● **Materials provided**
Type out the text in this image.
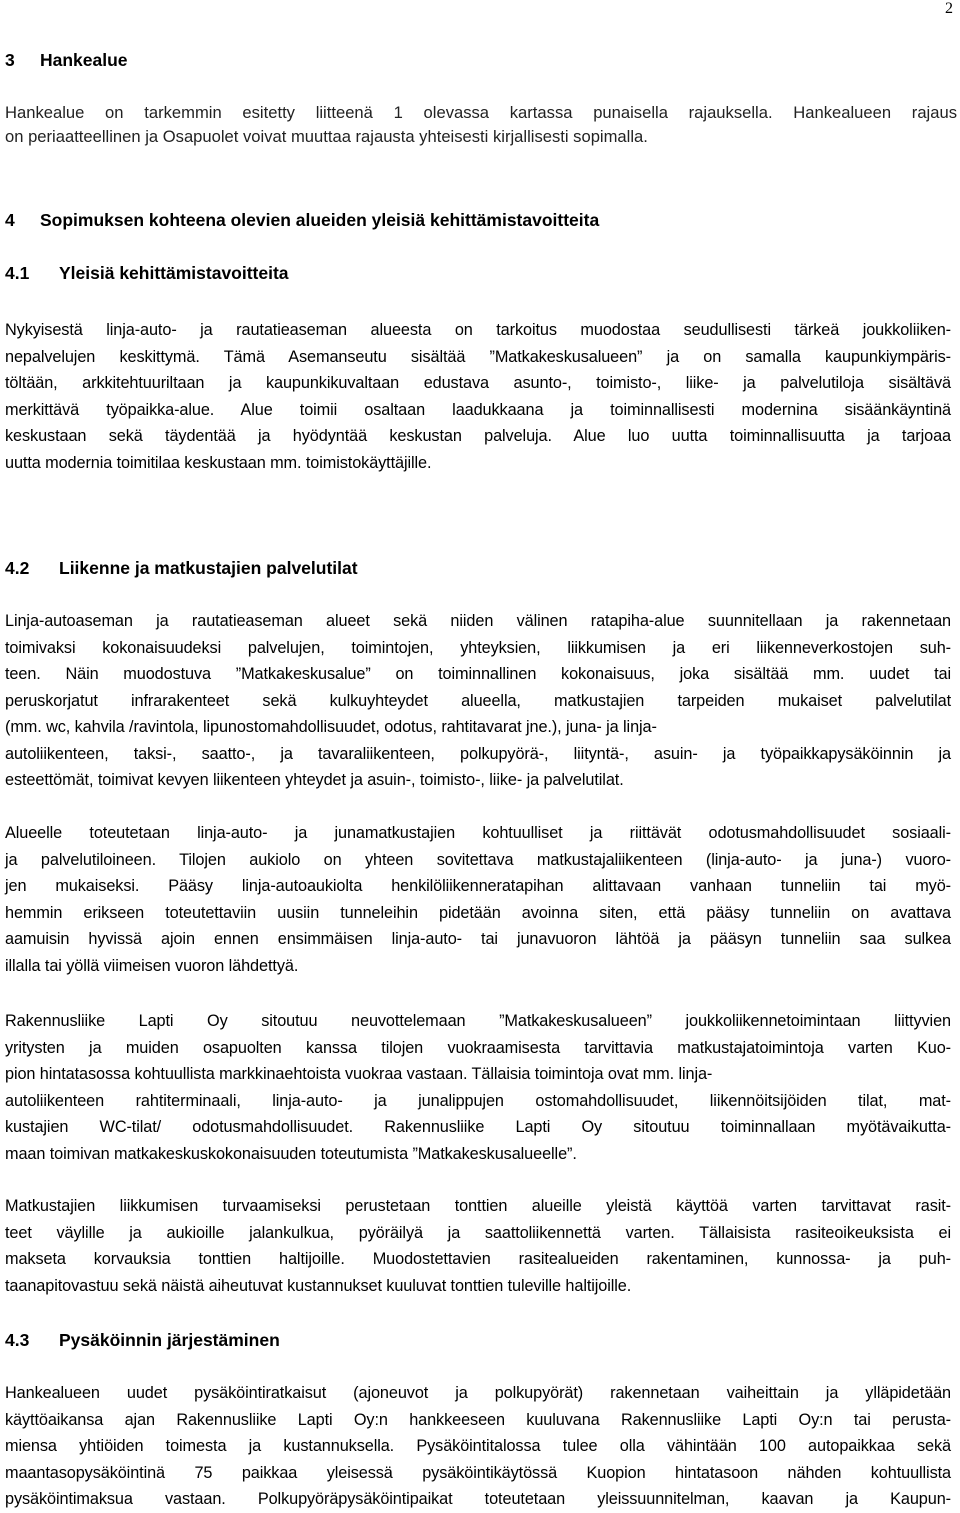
2
3 Hankealue
Hankealue on tarkemmin esitetty liitteenä 1 olevassa kartassa punaisella rajauksella. Hankealueen rajaus
on periaatteellinen ja Osapuolet voivat muuttaa rajausta yhteisesti kirjallisesti sopimalla.
4 Sopimuksen kohteena olevien alueiden yleisiä kehittämistavoitteita
4.1 Yleisiä kehittämistavoitteita
Nykyisestä linja-auto- ja rautatieaseman alueesta on tarkoitus muodostaa seudullisesti tärkeä joukkoliiken-
nepalvelujen keskittymä. Tämä Asemanseutu sisältää ”Matkakeskusalueen” ja on samalla kaupunkiympäris-
töltään, arkkitehtuuriltaan ja kaupunkikuvaltaan edustava asunto-, toimisto-, liike- ja palvelutiloja sisältävä
merkittävä työpaikka-alue. Alue toimii osaltaan laadukkaana ja toiminnallisesti modernina sisäänkäyntinä
keskustaan sekä täydentää ja hyödyntää keskustan palveluja. Alue luo uutta toiminnallisuutta ja tarjoaa
uutta modernia toimitilaa keskustaan mm. toimistokäyttäjille.
4.2 Liikenne ja matkustajien palvelutilat
Linja-autoaseman ja rautatieaseman alueet sekä niiden välinen ratapiha-alue suunnitellaan ja rakennetaan
toimivaksi kokonaisuudeksi palvelujen, toimintojen, yhteyksien, liikkumisen ja eri liikenneverkostojen suh-
teen. Näin muodostuva ”Matkakeskusalue” on toiminnallinen kokonaisuus, joka sisältää mm. uudet tai
peruskorjatut infrarakenteet sekä kulkuyhteydet alueella, matkustajien tarpeiden mukaiset palvelutilat
(mm. wc, kahvila /ravintola, lipunostomahdollisuudet, odotus, rahtitavarat jne.), juna- ja linja-
autoliikenteen, taksi-, saatto-, ja tavaraliikenteen, polkupyörä-, liityntä-, asuin- ja työpaikkapysäköinnin ja
esteettömät, toimivat kevyen liikenteen yhteydet ja asuin-, toimisto-, liike- ja palvelutilat.
Alueelle toteutetaan linja-auto- ja junamatkustajien kohtuulliset ja riittävät odotusmahdollisuudet sosiaali-
ja palvelutiloineen. Tilojen aukiolo on yhteen sovitettava matkustajaliikenteen (linja-auto- ja juna-) vuoro-
jen mukaiseksi. Pääsy linja-autoaukiolta henkilöliikenneratapihan alittavaan vanhaan tunneliin tai myö-
hemmin erikseen toteutettaviin uusiin tunneleihin pidetään avoinna siten, että pääsy tunneliin on avattava
aamuisin hyvissä ajoin ennen ensimmäisen linja-auto- tai junavuoron lähtöä ja pääsyn tunneliin saa sulkea
illalla tai yöllä viimeisen vuoron lähdettyä.
Rakennusliike Lapti Oy sitoutuu neuvottelemaan ”Matkakeskusalueen” joukkoliikennetoimintaan liittyvien
yritysten ja muiden osapuolten kanssa tilojen vuokraamisesta tarvittavia matkustajatoimintoja varten Kuo-
pion hintatasossa kohtuullista markkinaehtoista vuokraa vastaan. Tällaisia toimintoja ovat mm. linja-
autoliikenteen rahtiterminaali, linja-auto- ja junalippujen ostomahdollisuudet, liikennöitsijöiden tilat, mat-
kustajien WC-tilat/ odotusmahdollisuudet. Rakennusliike Lapti Oy sitoutuu toiminnallaan myötävaikutta-
maan toimivan matkakeskuskokonaisuuden toteutumista ”Matkakeskusalueelle”.
Matkustajien liikkumisen turvaamiseksi perustetaan tonttien alueille yleistä käyttöä varten tarvittavat rasit-
teet väylille ja aukioille jalankulkua, pyöräilyä ja saattoliikennettä varten. Tällaisista rasiteoikeuksista ei
makseta korvauksia tonttien haltijoille. Muodostettavien rasitealueiden rakentaminen, kunnossa- ja puh-
taanapitovastuu sekä näistä aiheutuvat kustannukset kuuluvat tonttien tuleville haltijoille.
4.3 Pysäköinnin järjestäminen
Hankealueen uudet pysäköintiratkaisut (ajoneuvot ja polkupyörät) rakennetaan vaiheittain ja ylläpidetään
käyttöaikansa ajan Rakennusliike Lapti Oy:n hankkeeseen kuuluvana Rakennusliike Lapti Oy:n tai perusta-
miensa yhtiöiden toimesta ja kustannuksella. Pysäköintitalossa tulee olla vähintään 100 autopaikkaa sekä
maantasopysäköintinä 75 paikkaa yleisessä pysäköintikäytössä Kuopion hintatasoon nähden kohtuullista
pysäköintimaksua vastaan. Polkupyöräpysäköintipaikat toteutetaan yleissuunnitelman, kaavan ja Kaupun-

● **Stated exercise**
Excluding the pictures, restate the records above word for word.

● **Answer to the problem**
Type out the text in this image.
2
3 Hankealue
Hankealue on tarkemmin esitetty liitteenä 1 olevassa kartassa punaisella rajauksella. Hankealueen rajaus
on periaatteellinen ja Osapuolet voivat muuttaa rajausta yhteisesti kirjallisesti sopimalla.
4 Sopimuksen kohteena olevien alueiden yleisiä kehittämistavoitteita
4.1 Yleisiä kehittämistavoitteita
Nykyisestä linja-auto- ja rautatieaseman alueesta on tarkoitus muodostaa seudullisesti tärkeä joukkoliiken-
nepalvelujen keskittymä. Tämä Asemanseutu sisältää ”Matkakeskusalueen” ja on samalla kaupunkiympäris-
töltään, arkkitehtuuriltaan ja kaupunkikuvaltaan edustava asunto-, toimisto-, liike- ja palvelutiloja sisältävä
merkittävä työpaikka-alue. Alue toimii osaltaan laadukkaana ja toiminnallisesti modernina sisäänkäyntinä
keskustaan sekä täydentää ja hyödyntää keskustan palveluja. Alue luo uutta toiminnallisuutta ja tarjoaa
uutta modernia toimitilaa keskustaan mm. toimistokäyttäjille.
4.2 Liikenne ja matkustajien palvelutilat
Linja-autoaseman ja rautatieaseman alueet sekä niiden välinen ratapiha-alue suunnitellaan ja rakennetaan
toimivaksi kokonaisuudeksi palvelujen, toimintojen, yhteyksien, liikkumisen ja eri liikenneverkostojen suh-
teen. Näin muodostuva ”Matkakeskusalue” on toiminnallinen kokonaisuus, joka sisältää mm. uudet tai
peruskorjatut infrarakenteet sekä kulkuyhteydet alueella, matkustajien tarpeiden mukaiset palvelutilat
(mm. wc, kahvila /ravintola, lipunostomahdollisuudet, odotus, rahtitavarat jne.), juna- ja linja-
autoliikenteen, taksi-, saatto-, ja tavaraliikenteen, polkupyörä-, liityntä-, asuin- ja työpaikkapysäköinnin ja
esteettömät, toimivat kevyen liikenteen yhteydet ja asuin-, toimisto-, liike- ja palvelutilat.
Alueelle toteutetaan linja-auto- ja junamatkustajien kohtuulliset ja riittävät odotusmahdollisuudet sosiaali-
ja palvelutiloineen. Tilojen aukiolo on yhteen sovitettava matkustajaliikenteen (linja-auto- ja juna-) vuoro-
jen mukaiseksi. Pääsy linja-autoaukiolta henkilöliikenneratapihan alittavaan vanhaan tunneliin tai myö-
hemmin erikseen toteutettaviin uusiin tunneleihin pidetään avoinna siten, että pääsy tunneliin on avattava
aamuisin hyvissä ajoin ennen ensimmäisen linja-auto- tai junavuoron lähtöä ja pääsyn tunneliin saa sulkea
illalla tai yöllä viimeisen vuoron lähdettyä.
Rakennusliike Lapti Oy sitoutuu neuvottelemaan ”Matkakeskusalueen” joukkoliikennetoimintaan liittyvien
yritysten ja muiden osapuolten kanssa tilojen vuokraamisesta tarvittavia matkustajatoimintoja varten Kuo-
pion hintatasossa kohtuullista markkinaehtoista vuokraa vastaan. Tällaisia toimintoja ovat mm. linja-
autoliikenteen rahtiterminaali, linja-auto- ja junalippujen ostomahdollisuudet, liikennöitsijöiden tilat, mat-
kustajien WC-tilat/ odotusmahdollisuudet. Rakennusliike Lapti Oy sitoutuu toiminnallaan myötävaikutta-
maan toimivan matkakeskuskokonaisuuden toteutumista ”Matkakeskusalueelle”.
Matkustajien liikkumisen turvaamiseksi perustetaan tonttien alueille yleistä käyttöä varten tarvittavat rasit-
teet väylille ja aukioille jalankulkua, pyöräilyä ja saattoliikennettä varten. Tällaisista rasiteoikeuksista ei
makseta korvauksia tonttien haltijoille. Muodostettavien rasitealueiden rakentaminen, kunnossa- ja puh-
taanapitovastuu sekä näistä aiheutuvat kustannukset kuuluvat tonttien tuleville haltijoille.
4.3 Pysäköinnin järjestäminen
Hankealueen uudet pysäköintiratkaisut (ajoneuvot ja polkupyörät) rakennetaan vaiheittain ja ylläpidetään
käyttöaikansa ajan Rakennusliike Lapti Oy:n hankkeeseen kuuluvana Rakennusliike Lapti Oy:n tai perusta-
miensa yhtiöiden toimesta ja kustannuksella. Pysäköintitalossa tulee olla vähintään 100 autopaikkaa sekä
maantasopysäköintinä 75 paikkaa yleisessä pysäköintikäytössä Kuopion hintatasoon nähden kohtuullista
pysäköintimaksua vastaan. Polkupyöräpysäköintipaikat toteutetaan yleissuunnitelman, kaavan ja Kaupun-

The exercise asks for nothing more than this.